- _Given exercise_
Set out every line of the items below as a Markdown table with the columns Row and Text, numbering the rows and omitting blank lines. Leave out the pictures.

==============================

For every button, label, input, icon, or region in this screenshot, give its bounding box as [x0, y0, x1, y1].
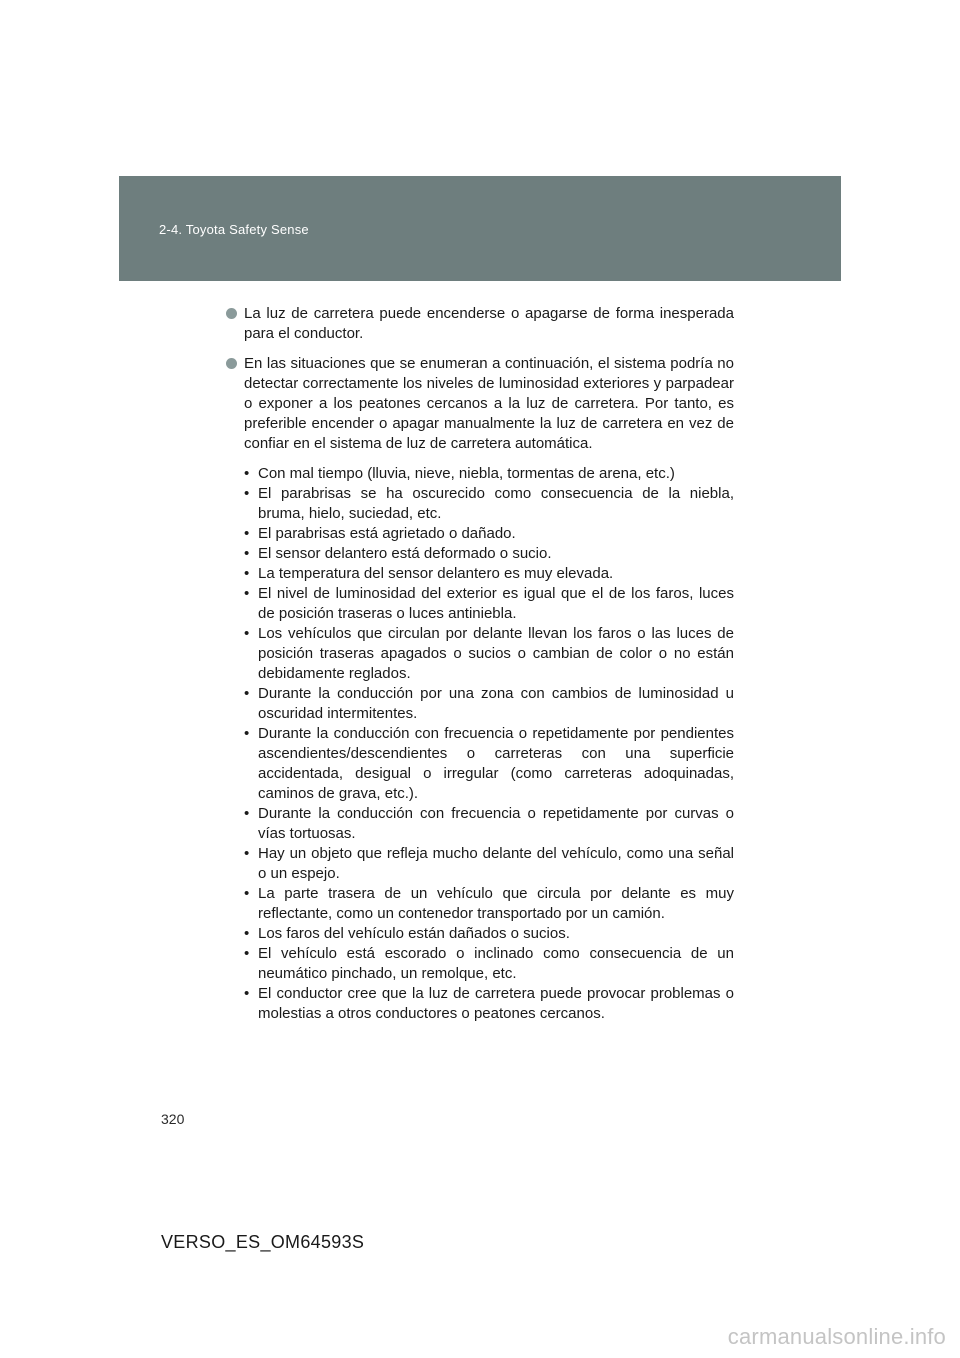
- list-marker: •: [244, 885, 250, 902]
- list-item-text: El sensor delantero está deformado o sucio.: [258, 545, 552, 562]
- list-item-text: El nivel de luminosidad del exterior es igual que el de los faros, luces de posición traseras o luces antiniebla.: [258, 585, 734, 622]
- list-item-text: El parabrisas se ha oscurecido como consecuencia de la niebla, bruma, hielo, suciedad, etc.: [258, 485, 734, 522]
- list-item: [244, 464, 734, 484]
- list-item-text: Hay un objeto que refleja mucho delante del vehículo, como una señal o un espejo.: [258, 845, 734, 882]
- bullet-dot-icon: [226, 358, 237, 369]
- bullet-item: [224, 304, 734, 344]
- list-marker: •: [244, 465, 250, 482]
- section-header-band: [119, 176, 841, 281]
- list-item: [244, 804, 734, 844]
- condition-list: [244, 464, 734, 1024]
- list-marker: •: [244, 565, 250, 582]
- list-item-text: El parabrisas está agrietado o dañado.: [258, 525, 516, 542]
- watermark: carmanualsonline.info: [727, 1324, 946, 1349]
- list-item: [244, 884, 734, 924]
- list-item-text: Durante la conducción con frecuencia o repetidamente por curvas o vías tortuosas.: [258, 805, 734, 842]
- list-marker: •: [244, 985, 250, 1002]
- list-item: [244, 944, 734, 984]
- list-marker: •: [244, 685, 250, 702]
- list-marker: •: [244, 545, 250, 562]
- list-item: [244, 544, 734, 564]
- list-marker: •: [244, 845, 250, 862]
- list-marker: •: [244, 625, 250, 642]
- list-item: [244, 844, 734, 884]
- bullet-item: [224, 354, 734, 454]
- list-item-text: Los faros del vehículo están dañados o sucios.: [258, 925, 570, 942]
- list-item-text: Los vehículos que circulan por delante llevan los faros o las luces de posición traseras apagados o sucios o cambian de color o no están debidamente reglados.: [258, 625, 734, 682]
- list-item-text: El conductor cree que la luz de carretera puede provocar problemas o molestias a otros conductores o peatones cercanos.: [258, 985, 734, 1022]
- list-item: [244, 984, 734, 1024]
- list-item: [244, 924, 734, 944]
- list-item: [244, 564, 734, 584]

==============================

- _Task answer_
| Row | Text |
|---|---|
| 1 | For every button, label, input, icon, or region in this screenshot, give its bounding box as [x0, y0, x1, y1]. |
| 2 | - list-marker: •: [244, 885, 250, 902] |
| 3 | - list-item-text: El sensor delantero está deformado o sucio.: [258, 545, 552, 562] |
| 4 | - list-item-text: El nivel de luminosidad del exterior es igual que el de los faros, luces de posición traseras o luces antiniebla.: [258, 585, 734, 622] |
| 5 | - list-item-text: El parabrisas se ha oscurecido como consecuencia de la niebla, bruma, hielo, suciedad, etc.: [258, 485, 734, 522] |
| 6 | - list-item: [244, 464, 734, 484] |
| 7 | - list-item-text: Hay un objeto que refleja mucho delante del vehículo, como una señal o un espejo.: [258, 845, 734, 882] |
| 8 | - bullet-dot-icon: [226, 358, 237, 369] |
| 9 | - bullet-item: [224, 304, 734, 344] |
| 10 | - list-marker: •: [244, 465, 250, 482] |
| 11 | - section-header-band: [119, 176, 841, 281] |
| 12 | - list-item: [244, 804, 734, 844] |
| 13 | - condition-list: [244, 464, 734, 1024] |
| 14 | - list-marker: •: [244, 565, 250, 582] |
| 15 | - list-item-text: El parabrisas está agrietado o dañado.: [258, 525, 516, 542] |
| 16 | - watermark: carmanualsonline.info: [727, 1324, 946, 1349] |
| 17 | - list-item: [244, 884, 734, 924] |
| 18 | - list-item-text: Durante la conducción con frecuencia o repetidamente por curvas o vías tortuosas.: [258, 805, 734, 842] |
| 19 | - list-marker: •: [244, 985, 250, 1002] |
| 20 | - list-item: [244, 944, 734, 984] |
| 21 | - list-marker: •: [244, 685, 250, 702] |
| 22 | - list-marker: •: [244, 545, 250, 562] |
| 23 | - list-item: [244, 544, 734, 564] |
| 24 | - list-marker: •: [244, 845, 250, 862] |
| 25 | - list-marker: •: [244, 625, 250, 642] |
| 26 | - list-item: [244, 844, 734, 884] |
| 27 | - bullet-item: [224, 354, 734, 454] |
| 28 | - list-item-text: Los faros del vehículo están dañados o sucios.: [258, 925, 570, 942] |
| 29 | - list-item-text: Los vehículos que circulan por delante llevan los faros o las luces de posición traseras apagados o sucios o cambian de color o no están debidamente reglados.: [258, 625, 734, 682] |
| 30 | - list-item-text: El conductor cree que la luz de carretera puede provocar problemas o molestias a otros conductores o peatones cercanos.: [258, 985, 734, 1022] |
| 31 | - list-item: [244, 984, 734, 1024] |
| 32 | - list-item: [244, 924, 734, 944] |
| 33 | - list-item: [244, 564, 734, 584] |